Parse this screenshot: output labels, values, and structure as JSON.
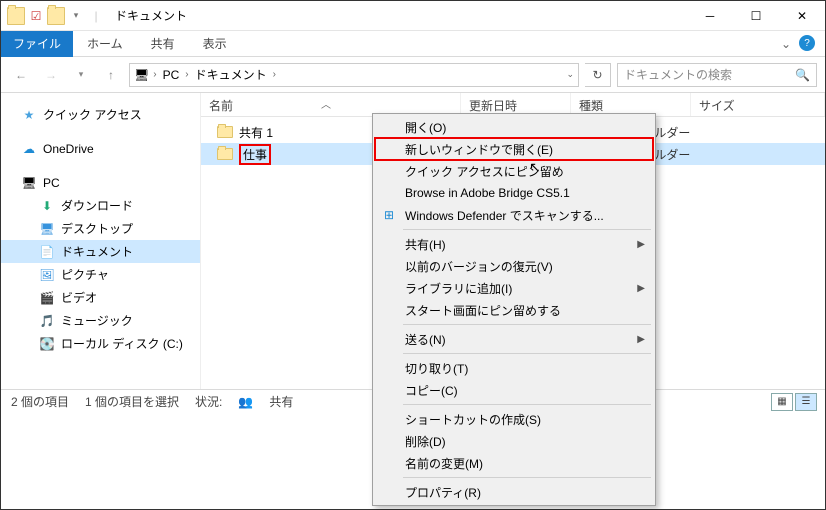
{
  "titlebar": {
    "title": "ドキュメント"
  },
  "ribbon": {
    "file": "ファイル",
    "home": "ホーム",
    "share": "共有",
    "view": "表示"
  },
  "breadcrumb": {
    "pc": "PC",
    "docs": "ドキュメント"
  },
  "search": {
    "placeholder": "ドキュメントの検索"
  },
  "tree": {
    "quick": "クイック アクセス",
    "onedrive": "OneDrive",
    "pc": "PC",
    "downloads": "ダウンロード",
    "desktop": "デスクトップ",
    "docs": "ドキュメント",
    "pictures": "ピクチャ",
    "videos": "ビデオ",
    "music": "ミュージック",
    "cdrive": "ローカル ディスク (C:)"
  },
  "cols": {
    "name": "名前",
    "date": "更新日時",
    "type": "種類",
    "size": "サイズ"
  },
  "rows": [
    {
      "name": "共有 1",
      "type": "ファイル フォルダー"
    },
    {
      "name": "仕事",
      "type": "ファイル フォルダー"
    }
  ],
  "status": {
    "count": "2 個の項目",
    "sel": "1 個の項目を選択",
    "state_label": "状況:",
    "state": "共有"
  },
  "ctx": {
    "open": "開く(O)",
    "open_new": "新しいウィンドウで開く(E)",
    "pin_quick": "クイック アクセスにピン留め",
    "bridge": "Browse in Adobe Bridge CS5.1",
    "defender": "Windows Defender でスキャンする...",
    "share": "共有(H)",
    "restore": "以前のバージョンの復元(V)",
    "library": "ライブラリに追加(I)",
    "pin_start": "スタート画面にピン留めする",
    "send": "送る(N)",
    "cut": "切り取り(T)",
    "copy": "コピー(C)",
    "shortcut": "ショートカットの作成(S)",
    "delete": "削除(D)",
    "rename": "名前の変更(M)",
    "props": "プロパティ(R)"
  }
}
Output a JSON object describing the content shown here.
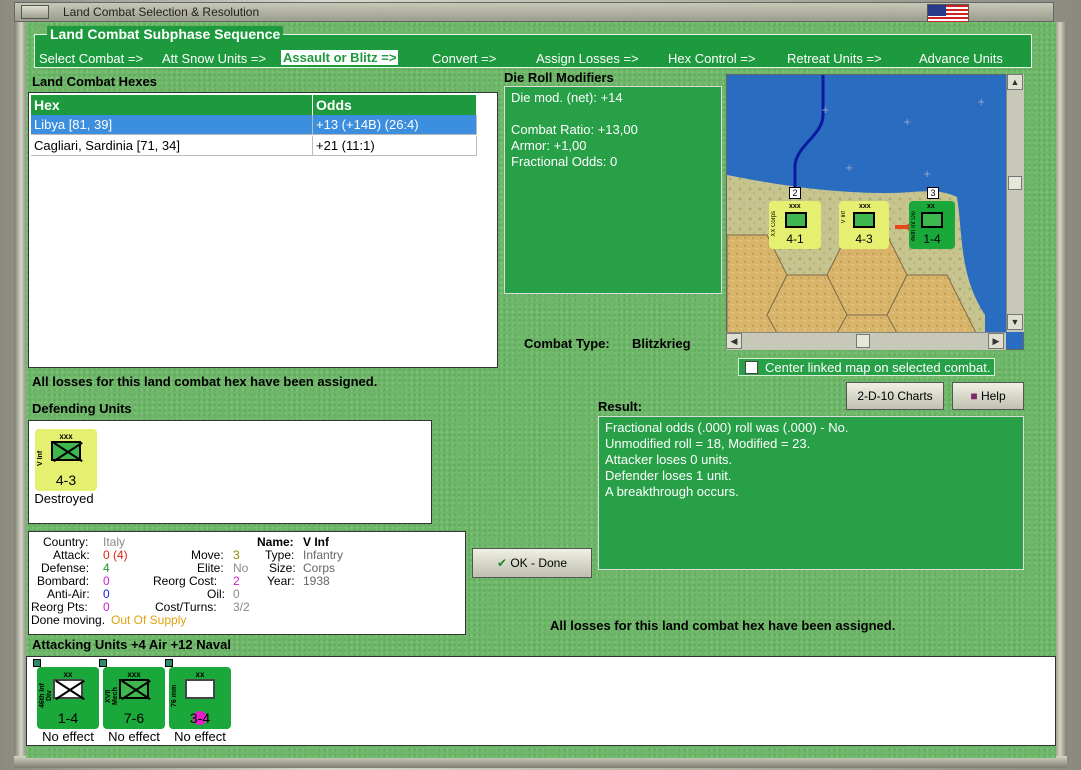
{
  "window": {
    "title": "Land Combat Selection & Resolution"
  },
  "subphase": {
    "title": "Land Combat Subphase Sequence",
    "steps": [
      "Select Combat =>",
      "Att Snow Units =>",
      "Assault or Blitz =>",
      "Convert =>",
      "Assign Losses =>",
      "Hex Control =>",
      "Retreat Units =>",
      "Advance Units"
    ],
    "active_index": 2
  },
  "hexes": {
    "title": "Land Combat Hexes",
    "headers": [
      "Hex",
      "Odds"
    ],
    "rows": [
      {
        "hex": "Libya [81, 39]",
        "odds": "+13 (+14B) (26:4)",
        "selected": true
      },
      {
        "hex": "Cagliari, Sardinia [71, 34]",
        "odds": "+21 (11:1)",
        "selected": false
      }
    ]
  },
  "modifiers": {
    "title": "Die Roll Modifiers",
    "net": "Die mod. (net): +14",
    "ratio": "Combat Ratio: +13,00",
    "armor": "Armor: +1,00",
    "fractional": "Fractional Odds: 0"
  },
  "combat_type": {
    "label": "Combat Type:",
    "value": "Blitzkrieg"
  },
  "center_map": {
    "label": "Center linked map on selected combat."
  },
  "buttons": {
    "charts": "2-D-10 Charts",
    "help": "Help",
    "ok": "OK - Done"
  },
  "losses_note": "All losses for this land combat hex have been assigned.",
  "losses_note2": "All losses for this land combat hex have been assigned.",
  "defending": {
    "title": "Defending Units",
    "units": [
      {
        "name": "V Inf",
        "size": "xxx",
        "value": "4-3",
        "result": "Destroyed",
        "color": "#e6f070"
      }
    ]
  },
  "result": {
    "title": "Result:",
    "lines": [
      "Fractional odds (.000) roll was (.000)  - No.",
      "Unmodified roll = 18, Modified = 23.",
      "Attacker loses 0 units.",
      "Defender loses 1 unit.",
      "A breakthrough occurs."
    ]
  },
  "unit_info": {
    "country_lbl": "Country:",
    "country": "Italy",
    "attack_lbl": "Attack:",
    "attack": "0",
    "attack_extra": "(4)",
    "defense_lbl": "Defense:",
    "defense": "4",
    "bombard_lbl": "Bombard:",
    "bombard": "0",
    "antiair_lbl": "Anti-Air:",
    "antiair": "0",
    "reorgpts_lbl": "Reorg Pts:",
    "reorgpts": "0",
    "move_lbl": "Move:",
    "move": "3",
    "elite_lbl": "Elite:",
    "elite": "No",
    "reorgcost_lbl": "Reorg Cost:",
    "reorgcost": "2",
    "oil_lbl": "Oil:",
    "oil": "0",
    "costturns_lbl": "Cost/Turns:",
    "costturns": "3/2",
    "name_lbl": "Name:",
    "name": "V Inf",
    "type_lbl": "Type:",
    "type": "Infantry",
    "size_lbl": "Size:",
    "size": "Corps",
    "year_lbl": "Year:",
    "year": "1938",
    "done_moving": "Done moving.",
    "supply": "Out Of Supply"
  },
  "attacking": {
    "title": "Attacking Units +4 Air +12 Naval",
    "units": [
      {
        "name": "46th Inf Div",
        "size": "xx",
        "value": "1-4",
        "result": "No effect"
      },
      {
        "name": "XVII Mech",
        "size": "xxx",
        "value": "7-6",
        "result": "No effect"
      },
      {
        "name": "76 mm",
        "size": "xx",
        "value": "3-4",
        "result": "No effect"
      }
    ]
  },
  "map": {
    "counters": [
      {
        "name": "XX Corps",
        "size": "xxx",
        "value": "4-1",
        "stack": "2"
      },
      {
        "name": "V Inf",
        "size": "xxx",
        "value": "4-3",
        "stack": ""
      },
      {
        "name": "46th Inf Div",
        "size": "xx",
        "value": "1-4",
        "stack": "3"
      }
    ]
  }
}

○ ○ ○ ○ ○ ○ ○

Could you reproduce every record above exactly, leaving out the pictures?

RESULT FOR THIS TASK:
Parse this screenshot: output labels, values, and structure as JSON.
{
  "titlebar": {
    "title": "ドキュメント"
  },
  "ribbon": {
    "file": "ファイル",
    "home": "ホーム",
    "share": "共有",
    "view": "表示"
  },
  "breadcrumb": {
    "pc": "PC",
    "docs": "ドキュメント"
  },
  "search": {
    "placeholder": "ドキュメントの検索"
  },
  "tree": {
    "quick": "クイック アクセス",
    "onedrive": "OneDrive",
    "pc": "PC",
    "downloads": "ダウンロード",
    "desktop": "デスクトップ",
    "docs": "ドキュメント",
    "pictures": "ピクチャ",
    "videos": "ビデオ",
    "music": "ミュージック",
    "cdrive": "ローカル ディスク (C:)"
  },
  "cols": {
    "name": "名前",
    "date": "更新日時",
    "type": "種類",
    "size": "サイズ"
  },
  "rows": [
    {
      "name": "共有 1",
      "type": "ファイル フォルダー"
    },
    {
      "name": "仕事",
      "type": "ファイル フォルダー"
    }
  ],
  "status": {
    "count": "2 個の項目",
    "sel": "1 個の項目を選択",
    "state_label": "状況:",
    "state": "共有"
  },
  "ctx": {
    "open": "開く(O)",
    "open_new": "新しいウィンドウで開く(E)",
    "pin_quick": "クイック アクセスにピン留め",
    "bridge": "Browse in Adobe Bridge CS5.1",
    "defender": "Windows Defender でスキャンする...",
    "share": "共有(H)",
    "restore": "以前のバージョンの復元(V)",
    "library": "ライブラリに追加(I)",
    "pin_start": "スタート画面にピン留めする",
    "send": "送る(N)",
    "cut": "切り取り(T)",
    "copy": "コピー(C)",
    "shortcut": "ショートカットの作成(S)",
    "delete": "削除(D)",
    "rename": "名前の変更(M)",
    "props": "プロパティ(R)"
  }
}
Output a JSON object describing the content shown here.
{
  "window": {
    "title": "Land Combat Selection & Resolution"
  },
  "subphase": {
    "title": "Land Combat Subphase Sequence",
    "steps": [
      "Select Combat =>",
      "Att Snow Units =>",
      "Assault or Blitz =>",
      "Convert =>",
      "Assign Losses =>",
      "Hex Control =>",
      "Retreat Units =>",
      "Advance Units"
    ],
    "active_index": 2
  },
  "hexes": {
    "title": "Land Combat Hexes",
    "headers": [
      "Hex",
      "Odds"
    ],
    "rows": [
      {
        "hex": "Libya [81, 39]",
        "odds": "+13 (+14B) (26:4)",
        "selected": true
      },
      {
        "hex": "Cagliari, Sardinia [71, 34]",
        "odds": "+21 (11:1)",
        "selected": false
      }
    ]
  },
  "modifiers": {
    "title": "Die Roll Modifiers",
    "net": "Die mod. (net): +14",
    "ratio": "Combat Ratio: +13,00",
    "armor": "Armor: +1,00",
    "fractional": "Fractional Odds: 0"
  },
  "combat_type": {
    "label": "Combat Type:",
    "value": "Blitzkrieg"
  },
  "center_map": {
    "label": "Center linked map on selected combat."
  },
  "buttons": {
    "charts": "2-D-10 Charts",
    "help": "Help",
    "ok": "OK - Done"
  },
  "losses_note": "All losses for this land combat hex have been assigned.",
  "losses_note2": "All losses for this land combat hex have been assigned.",
  "defending": {
    "title": "Defending Units",
    "units": [
      {
        "name": "V Inf",
        "size": "xxx",
        "value": "4-3",
        "result": "Destroyed",
        "color": "#e6f070"
      }
    ]
  },
  "result": {
    "title": "Result:",
    "lines": [
      "Fractional odds (.000) roll was (.000)  - No.",
      "Unmodified roll = 18, Modified = 23.",
      "Attacker loses 0 units.",
      "Defender loses 1 unit.",
      "A breakthrough occurs."
    ]
  },
  "unit_info": {
    "country_lbl": "Country:",
    "country": "Italy",
    "attack_lbl": "Attack:",
    "attack": "0",
    "attack_extra": "(4)",
    "defense_lbl": "Defense:",
    "defense": "4",
    "bombard_lbl": "Bombard:",
    "bombard": "0",
    "antiair_lbl": "Anti-Air:",
    "antiair": "0",
    "reorgpts_lbl": "Reorg Pts:",
    "reorgpts": "0",
    "move_lbl": "Move:",
    "move": "3",
    "elite_lbl": "Elite:",
    "elite": "No",
    "reorgcost_lbl": "Reorg Cost:",
    "reorgcost": "2",
    "oil_lbl": "Oil:",
    "oil": "0",
    "costturns_lbl": "Cost/Turns:",
    "costturns": "3/2",
    "name_lbl": "Name:",
    "name": "V Inf",
    "type_lbl": "Type:",
    "type": "Infantry",
    "size_lbl": "Size:",
    "size": "Corps",
    "year_lbl": "Year:",
    "year": "1938",
    "done_moving": "Done moving.",
    "supply": "Out Of Supply"
  },
  "attacking": {
    "title": "Attacking Units +4 Air +12 Naval",
    "units": [
      {
        "name": "46th Inf Div",
        "size": "xx",
        "value": "1-4",
        "result": "No effect"
      },
      {
        "name": "XVII Mech",
        "size": "xxx",
        "value": "7-6",
        "result": "No effect"
      },
      {
        "name": "76 mm",
        "size": "xx",
        "value": "3-4",
        "result": "No effect"
      }
    ]
  },
  "map": {
    "counters": [
      {
        "name": "XX Corps",
        "size": "xxx",
        "value": "4-1",
        "stack": "2"
      },
      {
        "name": "V Inf",
        "size": "xxx",
        "value": "4-3",
        "stack": ""
      },
      {
        "name": "46th Inf Div",
        "size": "xx",
        "value": "1-4",
        "stack": "3"
      }
    ]
  }
}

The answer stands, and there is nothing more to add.